Dataset rows:
......

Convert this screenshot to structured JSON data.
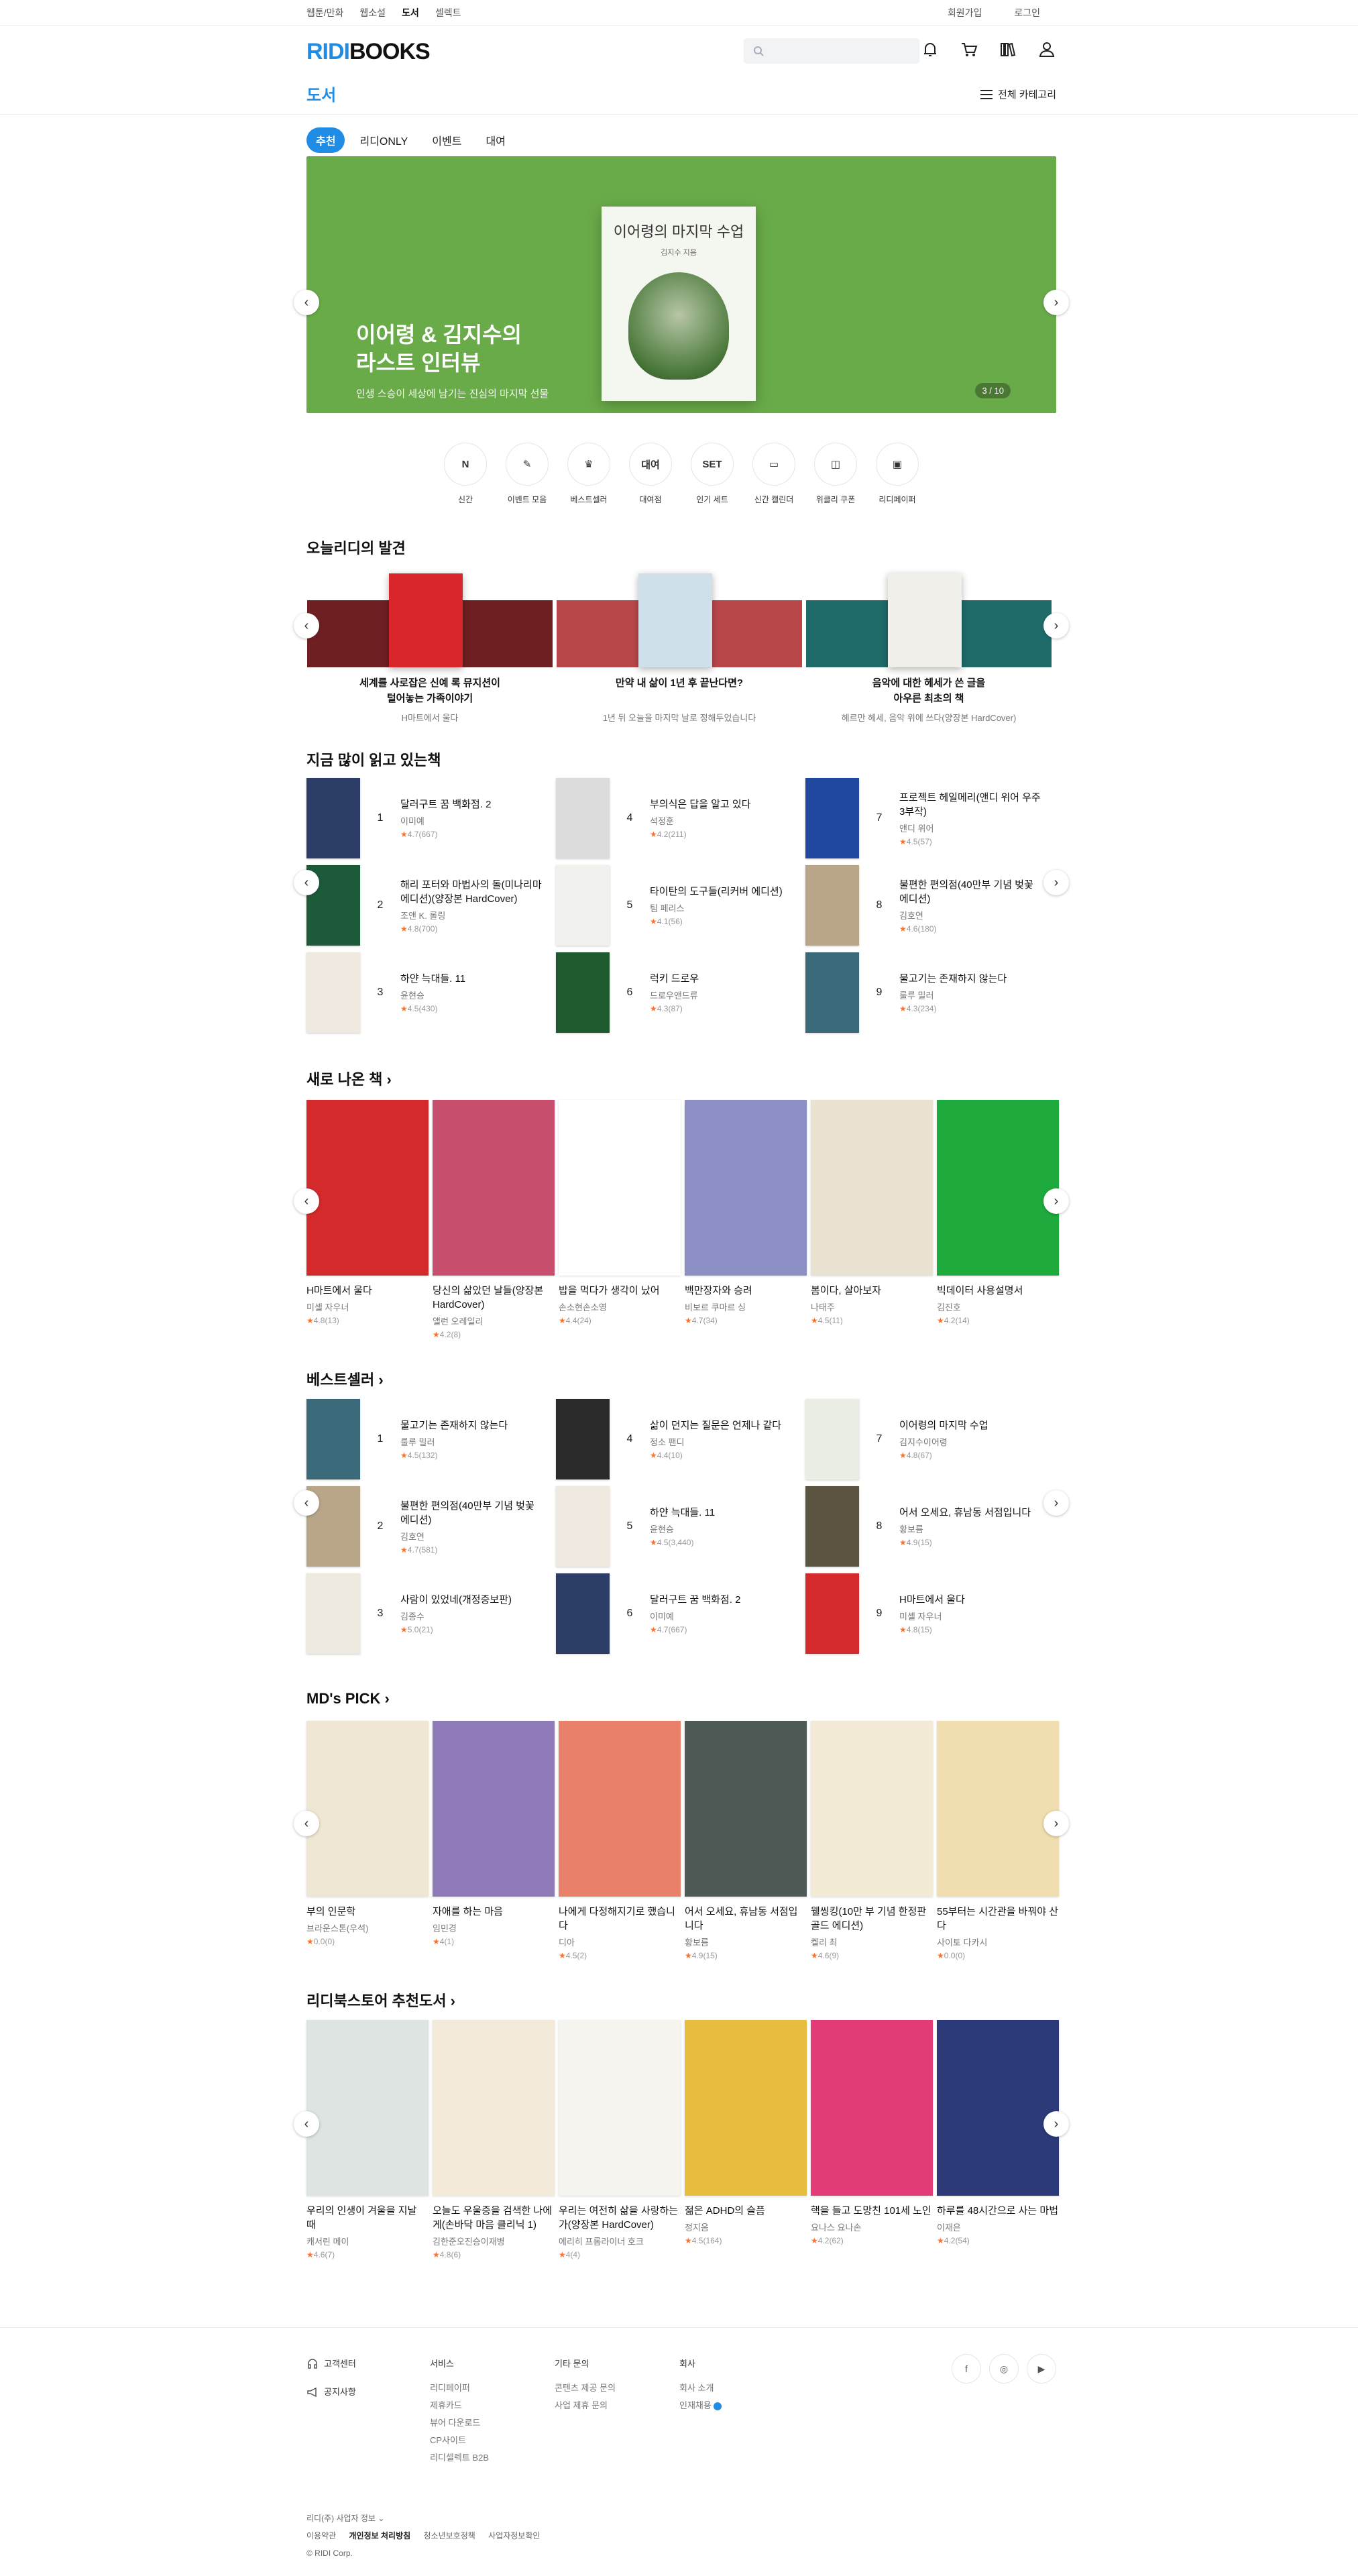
{
  "topnav": {
    "items": [
      "웹툰/만화",
      "웹소설",
      "도서",
      "셀렉트"
    ],
    "right": [
      "회원가입",
      "로그인"
    ]
  },
  "header": {
    "logo_a": "RIDI",
    "logo_b": "BOOKS",
    "search_placeholder": ""
  },
  "category": {
    "title": "도서",
    "all_label": "전체 카테고리"
  },
  "tabs": [
    "추천",
    "리디ONLY",
    "이벤트",
    "대여"
  ],
  "banner": {
    "book_title": "이어령의 마지막 수업",
    "book_author": "김지수 지음",
    "headline1": "이어령 & 김지수의",
    "headline2": "라스트 인터뷰",
    "sub": "인생 스승이 세상에 남기는 진심의 마지막 선물",
    "count": "3 / 10",
    "bg": "#6aab49"
  },
  "quick": [
    {
      "icon": "N",
      "label": "신간"
    },
    {
      "icon": "✎",
      "label": "이벤트 모음"
    },
    {
      "icon": "♛",
      "label": "베스트셀러"
    },
    {
      "icon": "대여",
      "label": "대여점"
    },
    {
      "icon": "SET",
      "label": "인기 세트"
    },
    {
      "icon": "▭",
      "label": "신간 캘린더"
    },
    {
      "icon": "◫",
      "label": "위클리 쿠폰"
    },
    {
      "icon": "▣",
      "label": "리디페이퍼"
    }
  ],
  "discovery": {
    "title": "오늘리디의 발견",
    "cards": [
      {
        "title1": "세계를 사로잡은 신예 록 뮤지션이",
        "title2": "털어놓는 가족이야기",
        "sub": "H마트에서 울다",
        "band": "#6e1f22",
        "cover": "#d8262b"
      },
      {
        "title1": "만약 내 삶이 1년 후 끝난다면?",
        "title2": "",
        "sub": "1년 뒤 오늘을 마지막 날로 정해두었습니다",
        "band": "#b9474a",
        "cover": "#cfe0ea"
      },
      {
        "title1": "음악에 대한 헤세가 쓴 글을",
        "title2": "아우른 최초의 책",
        "sub": "헤르만 헤세, 음악 위에 쓰다(양장본 HardCover)",
        "band": "#1e6b6a",
        "cover": "#f1efea"
      }
    ]
  },
  "popular": {
    "title": "지금 많이 읽고 있는책",
    "items": [
      {
        "n": "1",
        "t": "달러구트 꿈 백화점. 2",
        "a": "이미예",
        "s": "4.7(667)",
        "c": "#2c3e68"
      },
      {
        "n": "4",
        "t": "부의식은 답을 알고 있다",
        "a": "석정훈",
        "s": "4.2(211)",
        "c": "#dcdcdc"
      },
      {
        "n": "7",
        "t": "프로젝트 헤일메리(앤디 위어 우주 3부작)",
        "a": "앤디 위어",
        "s": "4.5(57)",
        "c": "#2148a0"
      },
      {
        "n": "2",
        "t": "해리 포터와 마법사의 돌(미나리마 에디션)(양장본 HardCover)",
        "a": "조앤 K. 롤링",
        "s": "4.8(700)",
        "c": "#1c5a3a"
      },
      {
        "n": "5",
        "t": "타이탄의 도구들(리커버 에디션)",
        "a": "팀 페리스",
        "s": "4.1(56)",
        "c": "#f1f1ee"
      },
      {
        "n": "8",
        "t": "불편한 편의점(40만부 기념 벚꽃 에디션)",
        "a": "김호연",
        "s": "4.6(180)",
        "c": "#b9a689"
      },
      {
        "n": "3",
        "t": "하얀 늑대들. 11",
        "a": "윤현승",
        "s": "4.5(430)",
        "c": "#efe9df"
      },
      {
        "n": "6",
        "t": "럭키 드로우",
        "a": "드로우앤드류",
        "s": "4.3(87)",
        "c": "#1f5a2f"
      },
      {
        "n": "9",
        "t": "물고기는 존재하지 않는다",
        "a": "룰루 밀러",
        "s": "4.3(234)",
        "c": "#3a6a7a"
      }
    ]
  },
  "new_books": {
    "title": "새로 나온 책",
    "items": [
      {
        "t": "H마트에서 울다",
        "a": "미셸 자우너",
        "s": "4.8(13)",
        "c": "#d42a2c"
      },
      {
        "t": "당신의 삶았던 날들(양장본 HardCover)",
        "a": "앨런 오레일리",
        "s": "4.2(8)",
        "c": "#c84f6e"
      },
      {
        "t": "밥을 먹다가 생각이 났어",
        "a": "손소현손소영",
        "s": "4.4(24)",
        "c": "#ffffff"
      },
      {
        "t": "백만장자와 승려",
        "a": "비보르 쿠마르 싱",
        "s": "4.7(34)",
        "c": "#8c8fc4"
      },
      {
        "t": "봄이다, 살아보자",
        "a": "나태주",
        "s": "4.5(11)",
        "c": "#eae2d0"
      },
      {
        "t": "빅데이터 사용설명서",
        "a": "김진호",
        "s": "4.2(14)",
        "c": "#1eaa3c"
      }
    ]
  },
  "bestseller": {
    "title": "베스트셀러",
    "items": [
      {
        "n": "1",
        "t": "물고기는 존재하지 않는다",
        "a": "룰루 밀러",
        "s": "4.5(132)",
        "c": "#3a6a7a"
      },
      {
        "n": "4",
        "t": "삶이 던지는 질문은 언제나 같다",
        "a": "정소 팬디",
        "s": "4.4(10)",
        "c": "#2a2a2a"
      },
      {
        "n": "7",
        "t": "이어령의 마지막 수업",
        "a": "김지수이어령",
        "s": "4.8(67)",
        "c": "#e9ede3"
      },
      {
        "n": "2",
        "t": "불편한 편의점(40만부 기념 벚꽃 에디션)",
        "a": "김호연",
        "s": "4.7(581)",
        "c": "#b9a689"
      },
      {
        "n": "5",
        "t": "하얀 늑대들. 11",
        "a": "윤현승",
        "s": "4.5(3,440)",
        "c": "#efe9df"
      },
      {
        "n": "8",
        "t": "어서 오세요, 휴남동 서점입니다",
        "a": "황보름",
        "s": "4.9(15)",
        "c": "#5a5440"
      },
      {
        "n": "3",
        "t": "사람이 있었네(개정증보판)",
        "a": "김종수",
        "s": "5.0(21)",
        "c": "#eeeae0"
      },
      {
        "n": "6",
        "t": "달러구트 꿈 백화점. 2",
        "a": "이미예",
        "s": "4.7(667)",
        "c": "#2c3e68"
      },
      {
        "n": "9",
        "t": "H마트에서 울다",
        "a": "미셸 자우너",
        "s": "4.8(15)",
        "c": "#d42a2c"
      }
    ]
  },
  "md_pick": {
    "title": "MD's PICK",
    "items": [
      {
        "t": "부의 인문학",
        "a": "브라운스톤(우석)",
        "s": "0.0(0)",
        "c": "#f0e6d4"
      },
      {
        "t": "자애를 하는 마음",
        "a": "임민경",
        "s": "4(1)",
        "c": "#8e7bb8"
      },
      {
        "t": "나에게 다정해지기로 했습니다",
        "a": "디아",
        "s": "4.5(2)",
        "c": "#e8806a"
      },
      {
        "t": "어서 오세요, 휴남동 서점입니다",
        "a": "황보름",
        "s": "4.9(15)",
        "c": "#4d5a55"
      },
      {
        "t": "웰씽킹(10만 부 기념 한정판 골드 에디션)",
        "a": "켈리 최",
        "s": "4.6(9)",
        "c": "#f3ead5"
      },
      {
        "t": "55부터는 시간관을 바꿔야 산다",
        "a": "사이토 다카시",
        "s": "0.0(0)",
        "c": "#f0ddb0"
      }
    ]
  },
  "ridi_pick": {
    "title": "리디북스토어 추천도서",
    "items": [
      {
        "t": "우리의 인생이 겨울을 지날 때",
        "a": "캐서린 메이",
        "s": "4.6(7)",
        "c": "#dde4e2"
      },
      {
        "t": "오늘도 우울증을 검색한 나에게(손바닥 마음 클리닉 1)",
        "a": "김한준오진승이재병",
        "s": "4.8(6)",
        "c": "#f4eada"
      },
      {
        "t": "우리는 여전히 삶을 사랑하는가(양장본 HardCover)",
        "a": "에리히 프롬라이너 호크",
        "s": "4(4)",
        "c": "#f6f4ee"
      },
      {
        "t": "젊은 ADHD의 슬픔",
        "a": "정지음",
        "s": "4.5(164)",
        "c": "#e6bd3e"
      },
      {
        "t": "핵을 들고 도망친 101세 노인",
        "a": "요나스 요나손",
        "s": "4.2(62)",
        "c": "#e33a78"
      },
      {
        "t": "하루를 48시간으로 사는 마법",
        "a": "이재은",
        "s": "4.2(54)",
        "c": "#2c3a7a"
      }
    ]
  },
  "footer": {
    "help": [
      "고객센터",
      "공지사항"
    ],
    "cols": [
      {
        "h": "서비스",
        "items": [
          "리디페이퍼",
          "제휴카드",
          "뷰어 다운로드",
          "CP사이트",
          "리디셀렉트 B2B"
        ]
      },
      {
        "h": "기타 문의",
        "items": [
          "콘텐츠 제공 문의",
          "사업 제휴 문의"
        ]
      },
      {
        "h": "회사",
        "items": [
          "회사 소개",
          "인재채용"
        ]
      }
    ],
    "biz": "리디(주) 사업자 정보 ⌄",
    "links": [
      "이용약관",
      "개인정보 처리방침",
      "청소년보호정책",
      "사업자정보확인"
    ],
    "copy": "© RIDI Corp.",
    "social": [
      "f",
      "◎",
      "▶"
    ]
  }
}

......

Goal:
Identify and copy lines that hold the string "band".

Solution for this task:
        "band": "#6e1f22",
        "band": "#b9474a",
        "band": "#1e6b6a",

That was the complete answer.